- **Entries shown**
----------------------------------------

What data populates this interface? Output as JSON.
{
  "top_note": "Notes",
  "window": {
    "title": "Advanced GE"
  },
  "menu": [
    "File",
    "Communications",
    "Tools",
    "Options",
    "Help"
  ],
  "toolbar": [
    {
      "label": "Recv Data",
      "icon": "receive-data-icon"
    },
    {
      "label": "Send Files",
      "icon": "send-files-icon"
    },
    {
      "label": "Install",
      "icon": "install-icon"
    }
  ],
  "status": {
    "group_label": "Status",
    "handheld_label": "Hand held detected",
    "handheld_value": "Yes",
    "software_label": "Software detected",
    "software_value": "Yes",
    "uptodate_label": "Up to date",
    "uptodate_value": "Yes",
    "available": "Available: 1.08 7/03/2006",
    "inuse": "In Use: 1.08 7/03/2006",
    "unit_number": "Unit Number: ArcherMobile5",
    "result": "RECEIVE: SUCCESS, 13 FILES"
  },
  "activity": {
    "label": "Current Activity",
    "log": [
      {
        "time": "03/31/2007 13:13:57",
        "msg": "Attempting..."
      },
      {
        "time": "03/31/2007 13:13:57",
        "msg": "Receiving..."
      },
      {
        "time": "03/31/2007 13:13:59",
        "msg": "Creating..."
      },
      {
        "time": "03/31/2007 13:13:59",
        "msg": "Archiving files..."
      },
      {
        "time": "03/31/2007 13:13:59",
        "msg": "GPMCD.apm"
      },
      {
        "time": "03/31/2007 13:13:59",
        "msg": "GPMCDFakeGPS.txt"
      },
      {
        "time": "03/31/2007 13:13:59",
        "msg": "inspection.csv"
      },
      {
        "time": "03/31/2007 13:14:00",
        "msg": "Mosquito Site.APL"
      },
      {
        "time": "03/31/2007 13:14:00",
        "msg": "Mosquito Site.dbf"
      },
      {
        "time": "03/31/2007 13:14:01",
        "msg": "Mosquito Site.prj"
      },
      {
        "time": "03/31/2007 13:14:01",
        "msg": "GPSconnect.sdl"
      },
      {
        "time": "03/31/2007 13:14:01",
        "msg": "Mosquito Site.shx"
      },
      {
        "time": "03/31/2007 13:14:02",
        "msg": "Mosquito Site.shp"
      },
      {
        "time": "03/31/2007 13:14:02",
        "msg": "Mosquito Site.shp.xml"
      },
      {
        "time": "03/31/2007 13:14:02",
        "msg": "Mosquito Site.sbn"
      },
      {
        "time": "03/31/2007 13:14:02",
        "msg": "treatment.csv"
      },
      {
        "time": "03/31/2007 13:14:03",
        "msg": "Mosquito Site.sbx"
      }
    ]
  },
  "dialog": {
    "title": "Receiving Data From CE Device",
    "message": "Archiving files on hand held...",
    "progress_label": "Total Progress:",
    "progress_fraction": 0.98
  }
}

----------------------------------------

- **Request**
Please return the data above exactly as given.

- **Solution to this problem**
What data populates this interface? Output as JSON.
{
  "top_note": "Notes",
  "window": {
    "title": "Advanced GE"
  },
  "menu": [
    "File",
    "Communications",
    "Tools",
    "Options",
    "Help"
  ],
  "toolbar": [
    {
      "label": "Recv Data",
      "icon": "receive-data-icon"
    },
    {
      "label": "Send Files",
      "icon": "send-files-icon"
    },
    {
      "label": "Install",
      "icon": "install-icon"
    }
  ],
  "status": {
    "group_label": "Status",
    "handheld_label": "Hand held detected",
    "handheld_value": "Yes",
    "software_label": "Software detected",
    "software_value": "Yes",
    "uptodate_label": "Up to date",
    "uptodate_value": "Yes",
    "available": "Available: 1.08 7/03/2006",
    "inuse": "In Use: 1.08 7/03/2006",
    "unit_number": "Unit Number: ArcherMobile5",
    "result": "RECEIVE: SUCCESS, 13 FILES"
  },
  "activity": {
    "label": "Current Activity",
    "log": [
      {
        "time": "03/31/2007 13:13:57",
        "msg": "Attempting..."
      },
      {
        "time": "03/31/2007 13:13:57",
        "msg": "Receiving..."
      },
      {
        "time": "03/31/2007 13:13:59",
        "msg": "Creating..."
      },
      {
        "time": "03/31/2007 13:13:59",
        "msg": "Archiving files..."
      },
      {
        "time": "03/31/2007 13:13:59",
        "msg": "GPMCD.apm"
      },
      {
        "time": "03/31/2007 13:13:59",
        "msg": "GPMCDFakeGPS.txt"
      },
      {
        "time": "03/31/2007 13:13:59",
        "msg": "inspection.csv"
      },
      {
        "time": "03/31/2007 13:14:00",
        "msg": "Mosquito Site.APL"
      },
      {
        "time": "03/31/2007 13:14:00",
        "msg": "Mosquito Site.dbf"
      },
      {
        "time": "03/31/2007 13:14:01",
        "msg": "Mosquito Site.prj"
      },
      {
        "time": "03/31/2007 13:14:01",
        "msg": "GPSconnect.sdl"
      },
      {
        "time": "03/31/2007 13:14:01",
        "msg": "Mosquito Site.shx"
      },
      {
        "time": "03/31/2007 13:14:02",
        "msg": "Mosquito Site.shp"
      },
      {
        "time": "03/31/2007 13:14:02",
        "msg": "Mosquito Site.shp.xml"
      },
      {
        "time": "03/31/2007 13:14:02",
        "msg": "Mosquito Site.sbn"
      },
      {
        "time": "03/31/2007 13:14:02",
        "msg": "treatment.csv"
      },
      {
        "time": "03/31/2007 13:14:03",
        "msg": "Mosquito Site.sbx"
      }
    ]
  },
  "dialog": {
    "title": "Receiving Data From CE Device",
    "message": "Archiving files on hand held...",
    "progress_label": "Total Progress:",
    "progress_fraction": 0.98
  }
}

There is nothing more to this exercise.